(Extracted data entries)
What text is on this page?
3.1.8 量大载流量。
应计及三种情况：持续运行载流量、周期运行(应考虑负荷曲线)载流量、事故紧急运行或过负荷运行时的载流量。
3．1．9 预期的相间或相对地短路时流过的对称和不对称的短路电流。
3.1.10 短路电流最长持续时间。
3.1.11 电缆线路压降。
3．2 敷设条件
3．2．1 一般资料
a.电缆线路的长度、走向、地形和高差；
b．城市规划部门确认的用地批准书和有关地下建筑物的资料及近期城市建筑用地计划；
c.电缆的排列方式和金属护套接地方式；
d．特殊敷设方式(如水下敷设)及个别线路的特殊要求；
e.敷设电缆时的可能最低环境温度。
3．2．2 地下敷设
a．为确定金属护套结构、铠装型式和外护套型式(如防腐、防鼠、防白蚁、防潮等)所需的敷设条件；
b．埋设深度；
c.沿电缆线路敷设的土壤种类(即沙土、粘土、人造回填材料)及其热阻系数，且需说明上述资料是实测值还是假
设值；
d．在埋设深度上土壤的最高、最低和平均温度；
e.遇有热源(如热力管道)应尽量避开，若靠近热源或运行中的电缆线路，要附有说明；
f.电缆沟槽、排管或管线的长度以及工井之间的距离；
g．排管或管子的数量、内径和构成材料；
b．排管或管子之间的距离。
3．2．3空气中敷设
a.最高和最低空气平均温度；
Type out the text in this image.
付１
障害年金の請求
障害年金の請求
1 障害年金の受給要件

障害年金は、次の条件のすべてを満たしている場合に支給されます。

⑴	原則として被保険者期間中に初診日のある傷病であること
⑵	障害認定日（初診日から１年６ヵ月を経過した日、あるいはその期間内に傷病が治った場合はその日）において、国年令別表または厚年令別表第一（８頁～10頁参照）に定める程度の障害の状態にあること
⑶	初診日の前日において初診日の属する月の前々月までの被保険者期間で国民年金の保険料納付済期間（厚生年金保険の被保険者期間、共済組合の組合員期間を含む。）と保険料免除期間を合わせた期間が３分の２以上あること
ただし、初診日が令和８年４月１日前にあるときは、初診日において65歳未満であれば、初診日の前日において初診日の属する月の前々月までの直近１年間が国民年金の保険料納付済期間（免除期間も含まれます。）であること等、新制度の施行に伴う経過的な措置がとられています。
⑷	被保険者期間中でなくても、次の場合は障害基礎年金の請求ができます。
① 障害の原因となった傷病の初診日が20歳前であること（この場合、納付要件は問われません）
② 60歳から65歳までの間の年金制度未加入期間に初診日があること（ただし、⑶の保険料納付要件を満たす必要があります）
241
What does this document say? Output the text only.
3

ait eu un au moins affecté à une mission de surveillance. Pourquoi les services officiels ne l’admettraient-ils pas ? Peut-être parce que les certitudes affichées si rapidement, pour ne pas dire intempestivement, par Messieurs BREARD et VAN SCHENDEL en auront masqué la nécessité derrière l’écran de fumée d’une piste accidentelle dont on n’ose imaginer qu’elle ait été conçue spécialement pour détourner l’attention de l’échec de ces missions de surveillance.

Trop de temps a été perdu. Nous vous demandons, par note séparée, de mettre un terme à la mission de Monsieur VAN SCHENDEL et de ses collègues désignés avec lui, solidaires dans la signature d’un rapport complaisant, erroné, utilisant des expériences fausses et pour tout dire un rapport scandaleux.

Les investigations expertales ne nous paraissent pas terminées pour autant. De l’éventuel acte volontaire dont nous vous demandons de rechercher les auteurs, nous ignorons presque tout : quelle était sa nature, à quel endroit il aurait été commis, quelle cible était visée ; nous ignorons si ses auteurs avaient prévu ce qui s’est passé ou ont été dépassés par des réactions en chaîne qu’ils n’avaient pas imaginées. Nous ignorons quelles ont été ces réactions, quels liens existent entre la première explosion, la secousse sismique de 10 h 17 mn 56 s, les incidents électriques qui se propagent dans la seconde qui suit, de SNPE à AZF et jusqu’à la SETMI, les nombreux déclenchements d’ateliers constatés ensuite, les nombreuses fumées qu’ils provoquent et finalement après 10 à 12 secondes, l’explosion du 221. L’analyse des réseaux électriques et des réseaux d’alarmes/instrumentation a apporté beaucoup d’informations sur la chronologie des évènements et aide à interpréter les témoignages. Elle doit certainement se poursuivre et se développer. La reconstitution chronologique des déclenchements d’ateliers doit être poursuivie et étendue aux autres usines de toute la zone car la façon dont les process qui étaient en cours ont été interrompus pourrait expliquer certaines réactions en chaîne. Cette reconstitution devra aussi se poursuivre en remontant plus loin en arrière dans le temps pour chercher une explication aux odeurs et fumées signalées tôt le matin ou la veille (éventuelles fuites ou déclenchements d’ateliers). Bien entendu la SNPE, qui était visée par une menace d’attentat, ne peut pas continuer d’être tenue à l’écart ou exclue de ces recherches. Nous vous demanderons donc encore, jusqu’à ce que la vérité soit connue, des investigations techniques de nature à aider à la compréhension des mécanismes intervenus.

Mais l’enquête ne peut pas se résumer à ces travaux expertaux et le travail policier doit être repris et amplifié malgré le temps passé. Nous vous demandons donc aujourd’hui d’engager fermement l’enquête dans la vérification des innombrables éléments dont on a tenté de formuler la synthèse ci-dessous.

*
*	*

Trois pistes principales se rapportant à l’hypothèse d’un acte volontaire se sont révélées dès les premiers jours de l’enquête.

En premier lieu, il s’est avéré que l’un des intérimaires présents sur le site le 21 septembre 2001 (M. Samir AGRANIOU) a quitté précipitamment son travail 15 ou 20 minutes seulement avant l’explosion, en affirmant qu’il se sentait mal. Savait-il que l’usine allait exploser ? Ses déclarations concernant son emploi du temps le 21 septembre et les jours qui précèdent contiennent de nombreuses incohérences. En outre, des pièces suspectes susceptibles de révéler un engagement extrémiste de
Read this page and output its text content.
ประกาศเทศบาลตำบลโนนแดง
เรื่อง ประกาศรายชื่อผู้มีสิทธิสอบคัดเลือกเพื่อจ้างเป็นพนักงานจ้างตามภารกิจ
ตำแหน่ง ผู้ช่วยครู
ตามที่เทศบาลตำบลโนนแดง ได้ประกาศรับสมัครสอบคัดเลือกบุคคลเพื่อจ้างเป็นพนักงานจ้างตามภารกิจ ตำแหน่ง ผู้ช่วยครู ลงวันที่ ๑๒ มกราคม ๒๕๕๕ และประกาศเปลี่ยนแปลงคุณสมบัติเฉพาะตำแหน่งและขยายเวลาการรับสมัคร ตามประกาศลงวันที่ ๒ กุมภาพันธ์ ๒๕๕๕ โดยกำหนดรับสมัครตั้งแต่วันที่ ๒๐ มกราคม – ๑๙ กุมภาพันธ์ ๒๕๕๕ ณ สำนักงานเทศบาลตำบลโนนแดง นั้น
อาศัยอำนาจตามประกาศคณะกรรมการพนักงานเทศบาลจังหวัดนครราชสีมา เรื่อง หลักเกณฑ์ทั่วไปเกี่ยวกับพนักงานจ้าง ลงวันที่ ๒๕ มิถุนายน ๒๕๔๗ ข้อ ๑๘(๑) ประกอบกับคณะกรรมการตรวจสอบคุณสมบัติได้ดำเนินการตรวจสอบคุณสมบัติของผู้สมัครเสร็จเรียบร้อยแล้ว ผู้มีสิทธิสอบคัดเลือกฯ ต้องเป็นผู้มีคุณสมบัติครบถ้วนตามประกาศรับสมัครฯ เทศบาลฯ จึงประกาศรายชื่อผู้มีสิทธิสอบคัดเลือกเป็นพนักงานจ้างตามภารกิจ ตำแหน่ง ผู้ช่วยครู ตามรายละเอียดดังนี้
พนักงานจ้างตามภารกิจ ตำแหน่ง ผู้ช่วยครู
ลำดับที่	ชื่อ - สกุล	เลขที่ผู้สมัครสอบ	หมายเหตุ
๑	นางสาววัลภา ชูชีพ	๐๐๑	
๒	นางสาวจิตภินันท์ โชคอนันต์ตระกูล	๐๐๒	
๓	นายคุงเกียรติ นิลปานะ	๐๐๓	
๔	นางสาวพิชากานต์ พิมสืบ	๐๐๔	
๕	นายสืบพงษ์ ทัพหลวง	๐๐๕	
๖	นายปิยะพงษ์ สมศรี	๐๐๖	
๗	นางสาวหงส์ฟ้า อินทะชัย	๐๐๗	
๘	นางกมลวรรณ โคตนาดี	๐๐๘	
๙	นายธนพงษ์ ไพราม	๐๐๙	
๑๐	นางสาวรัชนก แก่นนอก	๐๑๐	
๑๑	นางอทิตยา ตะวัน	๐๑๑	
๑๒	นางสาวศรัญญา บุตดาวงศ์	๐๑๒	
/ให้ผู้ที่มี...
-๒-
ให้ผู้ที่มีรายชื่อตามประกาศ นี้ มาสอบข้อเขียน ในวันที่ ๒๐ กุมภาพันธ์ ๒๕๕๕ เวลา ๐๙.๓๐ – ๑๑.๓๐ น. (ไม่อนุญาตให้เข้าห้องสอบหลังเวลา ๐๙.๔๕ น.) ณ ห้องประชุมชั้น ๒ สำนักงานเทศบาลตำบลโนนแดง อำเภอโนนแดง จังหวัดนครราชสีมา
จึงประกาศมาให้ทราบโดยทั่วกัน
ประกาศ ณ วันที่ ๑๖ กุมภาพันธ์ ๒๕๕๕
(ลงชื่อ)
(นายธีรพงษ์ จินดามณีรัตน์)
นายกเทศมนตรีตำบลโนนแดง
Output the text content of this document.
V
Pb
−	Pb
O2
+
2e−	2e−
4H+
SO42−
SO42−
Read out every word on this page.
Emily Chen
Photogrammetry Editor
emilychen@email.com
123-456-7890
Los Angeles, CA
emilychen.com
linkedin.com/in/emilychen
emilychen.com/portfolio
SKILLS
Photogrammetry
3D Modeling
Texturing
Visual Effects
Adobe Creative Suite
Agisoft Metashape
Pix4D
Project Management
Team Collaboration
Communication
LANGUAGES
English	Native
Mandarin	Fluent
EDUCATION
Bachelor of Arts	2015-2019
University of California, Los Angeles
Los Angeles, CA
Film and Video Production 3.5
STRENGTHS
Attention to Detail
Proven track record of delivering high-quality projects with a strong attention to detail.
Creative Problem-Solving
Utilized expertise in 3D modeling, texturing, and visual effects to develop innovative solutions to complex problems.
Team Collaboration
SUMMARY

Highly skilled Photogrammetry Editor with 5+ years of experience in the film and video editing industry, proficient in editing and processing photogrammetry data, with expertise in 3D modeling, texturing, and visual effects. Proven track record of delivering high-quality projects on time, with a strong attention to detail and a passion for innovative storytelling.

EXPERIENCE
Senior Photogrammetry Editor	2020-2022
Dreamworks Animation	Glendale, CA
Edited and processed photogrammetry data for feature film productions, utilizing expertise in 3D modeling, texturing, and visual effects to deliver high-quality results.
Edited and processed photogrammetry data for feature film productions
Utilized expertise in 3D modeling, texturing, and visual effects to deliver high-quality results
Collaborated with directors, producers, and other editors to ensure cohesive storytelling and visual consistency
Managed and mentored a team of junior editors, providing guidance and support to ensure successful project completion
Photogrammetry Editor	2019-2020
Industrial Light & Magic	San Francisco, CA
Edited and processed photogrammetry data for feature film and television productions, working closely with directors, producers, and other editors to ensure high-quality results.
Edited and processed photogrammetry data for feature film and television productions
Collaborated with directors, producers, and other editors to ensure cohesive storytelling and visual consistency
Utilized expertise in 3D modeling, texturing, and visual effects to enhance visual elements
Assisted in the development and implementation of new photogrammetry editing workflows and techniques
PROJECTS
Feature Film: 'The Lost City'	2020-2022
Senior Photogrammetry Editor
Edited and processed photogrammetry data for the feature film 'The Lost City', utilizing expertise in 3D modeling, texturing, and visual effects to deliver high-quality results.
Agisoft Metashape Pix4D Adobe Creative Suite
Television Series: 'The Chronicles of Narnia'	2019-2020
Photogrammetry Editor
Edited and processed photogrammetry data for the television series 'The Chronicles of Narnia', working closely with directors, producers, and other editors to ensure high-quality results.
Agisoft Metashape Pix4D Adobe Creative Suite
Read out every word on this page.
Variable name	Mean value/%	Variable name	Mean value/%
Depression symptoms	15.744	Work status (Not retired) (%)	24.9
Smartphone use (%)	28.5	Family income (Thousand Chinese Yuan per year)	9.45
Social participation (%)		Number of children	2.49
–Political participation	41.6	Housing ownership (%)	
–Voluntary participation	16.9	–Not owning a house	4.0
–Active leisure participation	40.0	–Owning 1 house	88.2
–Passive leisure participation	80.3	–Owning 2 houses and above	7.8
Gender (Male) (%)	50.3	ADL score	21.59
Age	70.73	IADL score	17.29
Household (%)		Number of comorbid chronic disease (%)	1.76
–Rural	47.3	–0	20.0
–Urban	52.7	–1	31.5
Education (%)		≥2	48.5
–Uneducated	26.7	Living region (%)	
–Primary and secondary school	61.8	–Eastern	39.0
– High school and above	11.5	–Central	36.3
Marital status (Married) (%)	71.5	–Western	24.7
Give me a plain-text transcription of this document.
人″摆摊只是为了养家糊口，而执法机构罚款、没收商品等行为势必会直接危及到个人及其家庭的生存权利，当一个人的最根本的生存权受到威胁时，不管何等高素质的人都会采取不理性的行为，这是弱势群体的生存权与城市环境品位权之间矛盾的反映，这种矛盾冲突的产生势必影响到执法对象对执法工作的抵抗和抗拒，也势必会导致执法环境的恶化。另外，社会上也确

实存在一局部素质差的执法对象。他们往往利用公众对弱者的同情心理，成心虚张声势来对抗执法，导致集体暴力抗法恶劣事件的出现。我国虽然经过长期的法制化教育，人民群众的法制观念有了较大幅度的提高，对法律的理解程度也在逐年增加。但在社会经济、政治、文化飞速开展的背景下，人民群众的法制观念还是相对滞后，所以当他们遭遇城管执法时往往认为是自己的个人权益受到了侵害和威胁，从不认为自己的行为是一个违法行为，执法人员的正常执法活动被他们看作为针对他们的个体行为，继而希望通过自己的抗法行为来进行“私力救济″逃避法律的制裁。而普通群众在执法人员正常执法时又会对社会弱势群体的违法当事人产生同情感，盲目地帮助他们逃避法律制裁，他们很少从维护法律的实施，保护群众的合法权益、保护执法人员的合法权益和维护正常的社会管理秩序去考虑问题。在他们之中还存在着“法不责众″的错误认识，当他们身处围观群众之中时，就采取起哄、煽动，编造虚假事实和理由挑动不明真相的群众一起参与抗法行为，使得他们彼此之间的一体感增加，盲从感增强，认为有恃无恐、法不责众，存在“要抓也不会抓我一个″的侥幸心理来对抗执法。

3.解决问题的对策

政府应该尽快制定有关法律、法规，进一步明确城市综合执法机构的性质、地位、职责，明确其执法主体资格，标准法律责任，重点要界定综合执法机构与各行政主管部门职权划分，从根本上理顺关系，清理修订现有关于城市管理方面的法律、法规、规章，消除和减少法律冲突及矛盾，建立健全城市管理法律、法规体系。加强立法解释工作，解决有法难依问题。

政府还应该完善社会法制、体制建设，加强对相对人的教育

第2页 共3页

## The exercise:
Copy out every line of the data that includes the word "directors".

## Task result:
Collaborated with directors, producers, and other editors to ensure cohesive storytelling and visual consistency
Edited and processed photogrammetry data for feature film and television productions, working closely with directors, producers, and other editors to ensure high-quality results.
Collaborated with directors, producers, and other editors to ensure cohesive storytelling and visual consistency
Edited and processed photogrammetry data for the television series 'The Chronicles of Narnia', working closely with directors, producers, and other editors to ensure high-quality results.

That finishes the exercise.